TASK TO COMPLETE: Retype, word for word, every line starting at the line with "Extract all readable text from this page." and ending with the final line of the entries; skip the pictures.

DATA FOR THIS EXERCISE:
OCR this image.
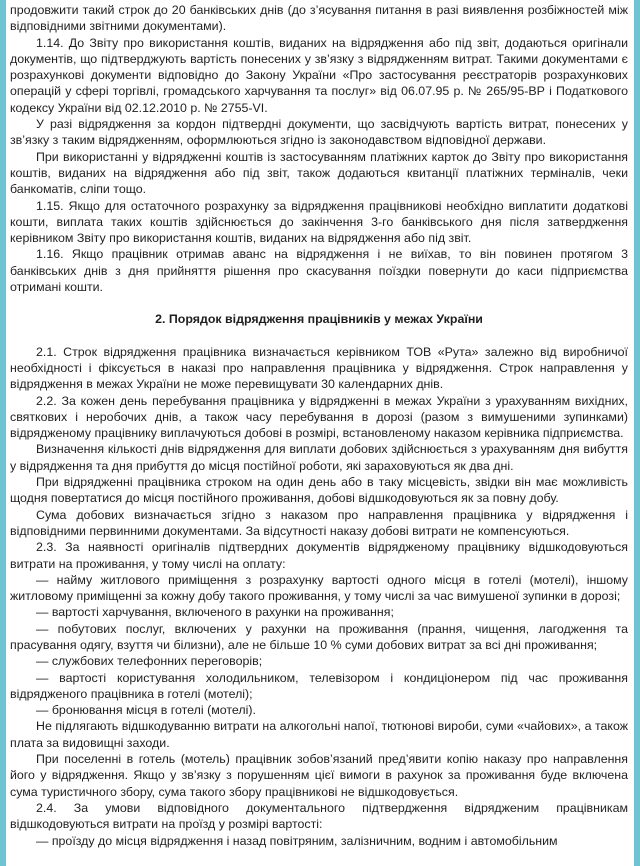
продовжити такий строк до 20 банківських днів (до з’ясування питання в разі виявлення розбіжностей між відповідними звітними документами).

1.14. До Звіту про використання коштів, виданих на відрядження або під звіт, додаються оригінали документів, що підтверджують вартість понесених у зв’язку з відрядженням витрат. Такими документами є розрахункові документи відповідно до Закону України «Про застосування реєстраторів розрахункових операцій у сфері торгівлі, громадського харчування та послуг» від 06.07.95 р. № 265/95-ВР і Податкового кодексу України від 02.12.2010 р. № 2755-VI.

У разі відрядження за кордон підтвердні документи, що засвідчують вартість витрат, понесених у зв’язку з таким відрядженням, оформлюються згідно із законодавством відповідної держави.

При використанні у відрядженні коштів із застосуванням платіжних карток до Звіту про використання коштів, виданих на відрядження або під звіт, також додаються квитанції платіжних терміналів, чеки банкоматів, сліпи тощо.

1.15. Якщо для остаточного розрахунку за відрядження працівникові необхідно виплатити додаткові кошти, виплата таких коштів здійснюється до закінчення 3-го банківського дня після затвердження керівником Звіту про використання коштів, виданих на відрядження або під звіт.

1.16. Якщо працівник отримав аванс на відрядження і не виїхав, то він повинен протягом 3 банківських днів з дня прийняття рішення про скасування поїздки повернути до каси підприємства отримані кошти.

2. Порядок відрядження працівників у межах України

2.1. Строк відрядження працівника визначається керівником ТОВ «Рута» залежно від виробничої необхідності і фіксується в наказі про направлення працівника у відрядження. Строк направлення у відрядження в межах України не може перевищувати 30 календарних днів.

2.2. За кожен день перебування працівника у відрядженні в межах України з урахуванням вихідних, святкових і неробочих днів, а також часу перебування в дорозі (разом з вимушеними зупинками) відрядженому працівнику виплачуються добові в розмірі, встановленому наказом керівника підприємства.

Визначення кількості днів відрядження для виплати добових здійснюється з урахуванням дня вибуття у відрядження та дня прибуття до місця постійної роботи, які зараховуються як два дні.

При відрядженні працівника строком на один день або в таку місцевість, звідки він має можливість щодня повертатися до місця постійного проживання, добові відшкодовуються як за повну добу.

Сума добових визначається згідно з наказом про направлення працівника у відрядження і відповідними первинними документами. За відсутності наказу добові витрати не компенсуються.

2.3. За наявності оригіналів підтвердних документів відрядженому працівнику відшкодовуються витрати на проживання, у тому числі на оплату:

— найму житлового приміщення з розрахунку вартості одного місця в готелі (мотелі), іншому житловому приміщенні за кожну добу такого проживання, у тому числі за час вимушеної зупинки в дорозі;

— вартості харчування, включеного в рахунки на проживання;

— побутових послуг, включених у рахунки на проживання (прання, чищення, лагодження та прасування одягу, взуття чи білизни), але не більше 10 % суми добових витрат за всі дні проживання;

— службових телефонних переговорів;

— вартості користування холодильником, телевізором і кондиціонером під час проживання відрядженого працівника в готелі (мотелі);

— бронювання місця в готелі (мотелі).

Не підлягають відшкодуванню витрати на алкогольні напої, тютюнові вироби, суми «чайових», а також плата за видовищні заходи.

При поселенні в готель (мотель) працівник зобов’язаний пред’явити копію наказу про направлення його у відрядження. Якщо у зв’язку з порушенням цієї вимоги в рахунок за проживання буде включена сума туристичного збору, сума такого збору працівникові не відшкодовується.

2.4. За умови відповідного документального підтвердження відрядженим працівникам відшкодовуються витрати на проїзд у розмірі вартості:

— проїзду до місця відрядження і назад повітряним, залізничним, водним і автомобільним
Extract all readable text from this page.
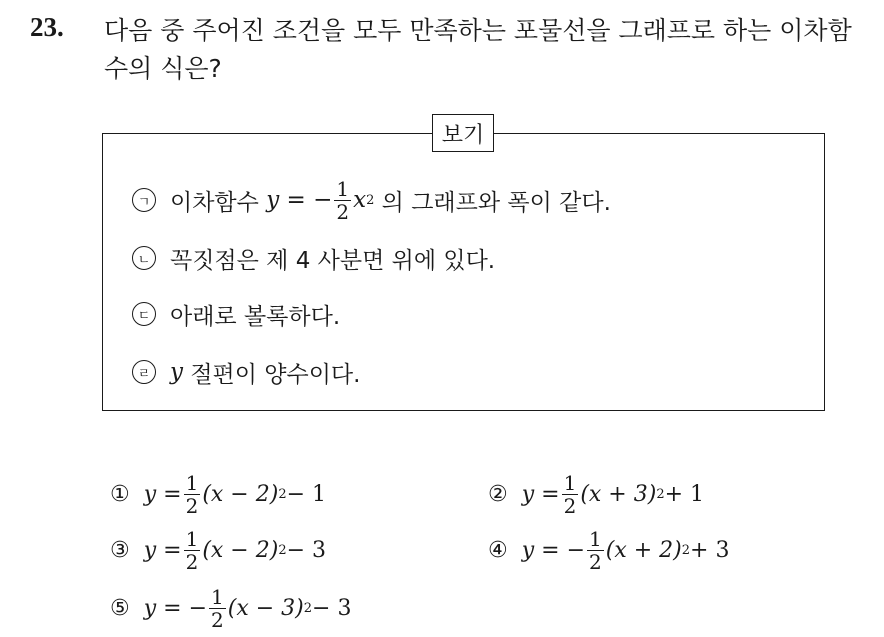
23. 다음 중 주어진 조건을 모두 만족하는 포물선을 그래프로 하는 이차함수의 식은?
보기
ㄱ 이차함수
y = − $\frac{1}{2}$ x 2
의 그래프와 폭이 같다.
ㄴ 꼭짓점은 제 4 사분면 위에 있다.
ㄷ 아래로 볼록하다.
ㄹ y
절편이 양수이다.
① $y = \frac{1}{2} (x - 2) 2 - 1$	② $y = \frac{1}{2} (x + 3) 2 + 1$
③ $y = \frac{1}{2} (x - 2) 2 - 3$	④ y = − $\frac{1}{2} (x + 2) 2 + 3$
⑤ y = − $\frac{1}{2} (x - 3) 2 - 3$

RESPONSE:
Extract all readable text from this page.
23. 다음 중 주어진 조건을 모두 만족하는 포물선을 그래프로 하는 이차함수의 식은?
보기
ㄱ 이차함수
y = − $\frac{1}{2}$ x 2
의 그래프와 폭이 같다.
ㄴ 꼭짓점은 제 4 사분면 위에 있다.
ㄷ 아래로 볼록하다.
ㄹ y
절편이 양수이다.
① $y = \frac{1}{2} (x - 2) 2 - 1$	② $y = \frac{1}{2} (x + 3) 2 + 1$
③ $y = \frac{1}{2} (x - 2) 2 - 3$	④ y = − $\frac{1}{2} (x + 2) 2 + 3$
⑤ y = − $\frac{1}{2} (x - 3) 2 - 3$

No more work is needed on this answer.